- **WORK INSTRUCTIONS**
Copy the lines holding the word "param", all of them.

- **EXTRACTED DATA**
>> Begin

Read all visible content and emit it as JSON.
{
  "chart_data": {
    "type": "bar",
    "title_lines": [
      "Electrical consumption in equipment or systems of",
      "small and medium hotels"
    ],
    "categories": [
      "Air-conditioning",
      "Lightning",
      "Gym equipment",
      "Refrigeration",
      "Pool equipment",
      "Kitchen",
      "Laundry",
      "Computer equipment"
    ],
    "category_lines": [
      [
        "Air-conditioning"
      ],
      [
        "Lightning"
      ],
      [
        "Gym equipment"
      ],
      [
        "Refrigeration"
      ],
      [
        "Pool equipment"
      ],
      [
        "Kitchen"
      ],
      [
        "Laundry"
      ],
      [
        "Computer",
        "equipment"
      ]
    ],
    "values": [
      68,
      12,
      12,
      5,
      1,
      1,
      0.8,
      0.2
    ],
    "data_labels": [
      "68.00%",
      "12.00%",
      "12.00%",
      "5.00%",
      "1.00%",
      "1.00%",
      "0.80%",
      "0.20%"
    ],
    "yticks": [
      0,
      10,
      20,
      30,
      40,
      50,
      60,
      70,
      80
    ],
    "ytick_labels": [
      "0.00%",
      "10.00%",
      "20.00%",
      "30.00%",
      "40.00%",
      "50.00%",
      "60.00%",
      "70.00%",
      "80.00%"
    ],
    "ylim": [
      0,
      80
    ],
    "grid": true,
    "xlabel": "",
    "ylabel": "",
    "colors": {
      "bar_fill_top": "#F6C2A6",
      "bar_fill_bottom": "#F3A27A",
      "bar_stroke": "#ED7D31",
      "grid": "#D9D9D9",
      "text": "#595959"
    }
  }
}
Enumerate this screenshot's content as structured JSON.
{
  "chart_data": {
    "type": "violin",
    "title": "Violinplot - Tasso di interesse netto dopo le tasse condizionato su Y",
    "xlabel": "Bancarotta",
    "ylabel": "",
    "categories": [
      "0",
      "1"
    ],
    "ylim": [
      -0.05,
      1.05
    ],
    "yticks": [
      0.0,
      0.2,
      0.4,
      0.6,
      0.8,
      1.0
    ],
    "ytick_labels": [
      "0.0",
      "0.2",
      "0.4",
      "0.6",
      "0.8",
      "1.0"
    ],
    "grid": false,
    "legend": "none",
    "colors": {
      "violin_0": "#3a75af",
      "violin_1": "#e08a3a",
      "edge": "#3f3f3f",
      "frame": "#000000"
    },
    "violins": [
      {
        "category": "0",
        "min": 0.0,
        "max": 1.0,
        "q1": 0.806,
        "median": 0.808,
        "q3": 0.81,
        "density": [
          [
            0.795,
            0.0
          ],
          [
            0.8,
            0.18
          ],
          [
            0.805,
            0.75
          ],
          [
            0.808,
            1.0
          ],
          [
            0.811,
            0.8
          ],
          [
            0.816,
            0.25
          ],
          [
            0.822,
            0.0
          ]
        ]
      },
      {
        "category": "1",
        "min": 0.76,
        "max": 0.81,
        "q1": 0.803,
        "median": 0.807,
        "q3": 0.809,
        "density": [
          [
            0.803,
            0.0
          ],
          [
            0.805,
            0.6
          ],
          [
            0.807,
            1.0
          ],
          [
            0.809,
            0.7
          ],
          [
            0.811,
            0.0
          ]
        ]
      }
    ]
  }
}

>> End
>> Begin

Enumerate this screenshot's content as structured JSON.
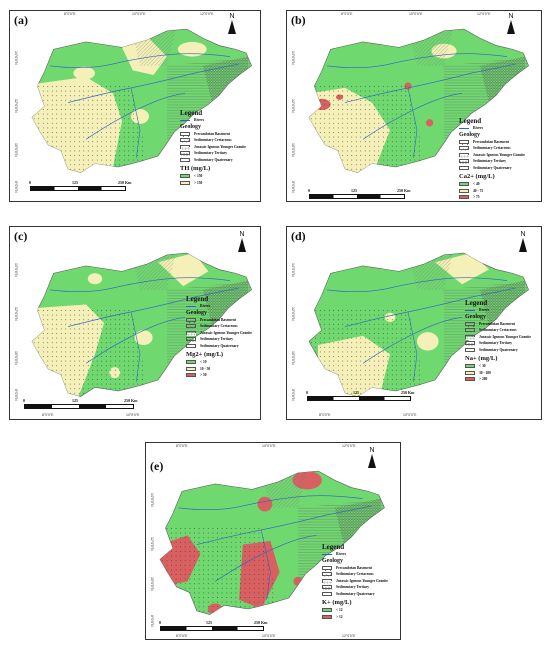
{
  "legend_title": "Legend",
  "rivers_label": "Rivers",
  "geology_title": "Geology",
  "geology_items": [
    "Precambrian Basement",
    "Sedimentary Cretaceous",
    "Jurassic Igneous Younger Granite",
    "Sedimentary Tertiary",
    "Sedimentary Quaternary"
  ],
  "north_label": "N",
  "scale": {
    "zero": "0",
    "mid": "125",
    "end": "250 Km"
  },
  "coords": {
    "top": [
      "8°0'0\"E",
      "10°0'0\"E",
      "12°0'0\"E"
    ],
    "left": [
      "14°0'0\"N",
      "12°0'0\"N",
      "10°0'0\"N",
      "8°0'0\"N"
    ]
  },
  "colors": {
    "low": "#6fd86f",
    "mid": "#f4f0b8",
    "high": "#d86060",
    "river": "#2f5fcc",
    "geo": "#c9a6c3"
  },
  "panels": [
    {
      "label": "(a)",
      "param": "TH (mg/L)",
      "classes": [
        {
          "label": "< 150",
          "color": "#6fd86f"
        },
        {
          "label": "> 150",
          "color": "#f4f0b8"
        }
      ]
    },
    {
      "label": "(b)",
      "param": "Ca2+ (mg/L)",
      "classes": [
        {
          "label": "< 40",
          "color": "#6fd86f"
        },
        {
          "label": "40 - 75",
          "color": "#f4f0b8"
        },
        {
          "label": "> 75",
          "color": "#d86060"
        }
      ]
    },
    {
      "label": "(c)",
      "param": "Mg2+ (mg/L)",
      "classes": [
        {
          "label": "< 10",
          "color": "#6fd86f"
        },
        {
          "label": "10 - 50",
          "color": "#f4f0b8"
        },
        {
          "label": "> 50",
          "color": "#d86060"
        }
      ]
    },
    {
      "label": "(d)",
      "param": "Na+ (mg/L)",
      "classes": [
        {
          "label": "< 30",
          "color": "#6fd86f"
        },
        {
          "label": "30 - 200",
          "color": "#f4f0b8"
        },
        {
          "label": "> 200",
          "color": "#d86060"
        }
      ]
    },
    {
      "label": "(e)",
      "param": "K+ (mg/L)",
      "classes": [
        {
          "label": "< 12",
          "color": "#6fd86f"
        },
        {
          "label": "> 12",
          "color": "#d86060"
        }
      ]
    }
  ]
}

>> End

- **WRITTEN REPLY**
      "param": "TH (mg/L)",
      "param": "Ca2+ (mg/L)",
      "param": "Mg2+ (mg/L)",
      "param": "Na+ (mg/L)",
      "param": "K+ (mg/L)",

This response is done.